Given exercise |
Take all the material and copy it exactly.

-- BEGIN Data rows --

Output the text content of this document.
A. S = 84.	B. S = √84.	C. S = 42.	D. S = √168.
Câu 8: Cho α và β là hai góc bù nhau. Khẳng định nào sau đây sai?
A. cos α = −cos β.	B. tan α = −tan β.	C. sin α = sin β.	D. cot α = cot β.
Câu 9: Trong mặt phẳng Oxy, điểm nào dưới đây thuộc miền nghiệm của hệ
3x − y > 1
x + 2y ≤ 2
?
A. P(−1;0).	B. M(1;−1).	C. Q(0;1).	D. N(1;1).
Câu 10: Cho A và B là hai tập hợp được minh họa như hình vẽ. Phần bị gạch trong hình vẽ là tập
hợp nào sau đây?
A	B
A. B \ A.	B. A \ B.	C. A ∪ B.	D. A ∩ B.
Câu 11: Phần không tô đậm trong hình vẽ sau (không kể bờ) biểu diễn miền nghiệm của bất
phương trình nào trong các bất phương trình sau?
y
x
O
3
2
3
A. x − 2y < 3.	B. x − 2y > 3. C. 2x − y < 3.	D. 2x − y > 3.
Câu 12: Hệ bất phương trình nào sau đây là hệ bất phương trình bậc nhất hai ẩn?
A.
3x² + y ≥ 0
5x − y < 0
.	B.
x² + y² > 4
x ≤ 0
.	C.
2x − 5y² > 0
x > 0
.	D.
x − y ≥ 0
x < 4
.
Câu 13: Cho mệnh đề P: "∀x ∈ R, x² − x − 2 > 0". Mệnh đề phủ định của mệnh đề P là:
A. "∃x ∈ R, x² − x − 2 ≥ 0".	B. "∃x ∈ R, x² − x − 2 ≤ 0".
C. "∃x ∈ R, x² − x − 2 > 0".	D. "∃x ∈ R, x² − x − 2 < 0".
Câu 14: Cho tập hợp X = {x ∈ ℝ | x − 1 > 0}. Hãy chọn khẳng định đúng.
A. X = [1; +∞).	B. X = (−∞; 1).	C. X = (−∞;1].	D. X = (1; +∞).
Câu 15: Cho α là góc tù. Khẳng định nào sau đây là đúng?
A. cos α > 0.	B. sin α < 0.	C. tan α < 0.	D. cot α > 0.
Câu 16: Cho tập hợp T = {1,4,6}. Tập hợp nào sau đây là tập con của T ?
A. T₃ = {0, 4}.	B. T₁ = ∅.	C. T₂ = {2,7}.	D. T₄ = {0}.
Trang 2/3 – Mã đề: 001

-- END Data rows --

Result of this task |
Output the text content of this document.
A. S = 84.	B. S = √84.	C. S = 42.	D. S = √168.
Câu 8: Cho α và β là hai góc bù nhau. Khẳng định nào sau đây sai?
A. cos α = −cos β.	B. tan α = −tan β.	C. sin α = sin β.	D. cot α = cot β.
Câu 9: Trong mặt phẳng Oxy, điểm nào dưới đây thuộc miền nghiệm của hệ
3x − y > 1
x + 2y ≤ 2
?
A. P(−1;0).	B. M(1;−1).	C. Q(0;1).	D. N(1;1).
Câu 10: Cho A và B là hai tập hợp được minh họa như hình vẽ. Phần bị gạch trong hình vẽ là tập
hợp nào sau đây?
A	B
A. B \ A.	B. A \ B.	C. A ∪ B.	D. A ∩ B.
Câu 11: Phần không tô đậm trong hình vẽ sau (không kể bờ) biểu diễn miền nghiệm của bất
phương trình nào trong các bất phương trình sau?
y
x
O
3
2
3
A. x − 2y < 3.	B. x − 2y > 3. C. 2x − y < 3.	D. 2x − y > 3.
Câu 12: Hệ bất phương trình nào sau đây là hệ bất phương trình bậc nhất hai ẩn?
A.
3x² + y ≥ 0
5x − y < 0
.	B.
x² + y² > 4
x ≤ 0
.	C.
2x − 5y² > 0
x > 0
.	D.
x − y ≥ 0
x < 4
.
Câu 13: Cho mệnh đề P: "∀x ∈ R, x² − x − 2 > 0". Mệnh đề phủ định của mệnh đề P là:
A. "∃x ∈ R, x² − x − 2 ≥ 0".	B. "∃x ∈ R, x² − x − 2 ≤ 0".
C. "∃x ∈ R, x² − x − 2 > 0".	D. "∃x ∈ R, x² − x − 2 < 0".
Câu 14: Cho tập hợp X = {x ∈ ℝ | x − 1 > 0}. Hãy chọn khẳng định đúng.
A. X = [1; +∞).	B. X = (−∞; 1).	C. X = (−∞;1].	D. X = (1; +∞).
Câu 15: Cho α là góc tù. Khẳng định nào sau đây là đúng?
A. cos α > 0.	B. sin α < 0.	C. tan α < 0.	D. cot α > 0.
Câu 16: Cho tập hợp T = {1,4,6}. Tập hợp nào sau đây là tập con của T ?
A. T₃ = {0, 4}.	B. T₁ = ∅.	C. T₂ = {2,7}.	D. T₄ = {0}.
Trang 2/3 – Mã đề: 001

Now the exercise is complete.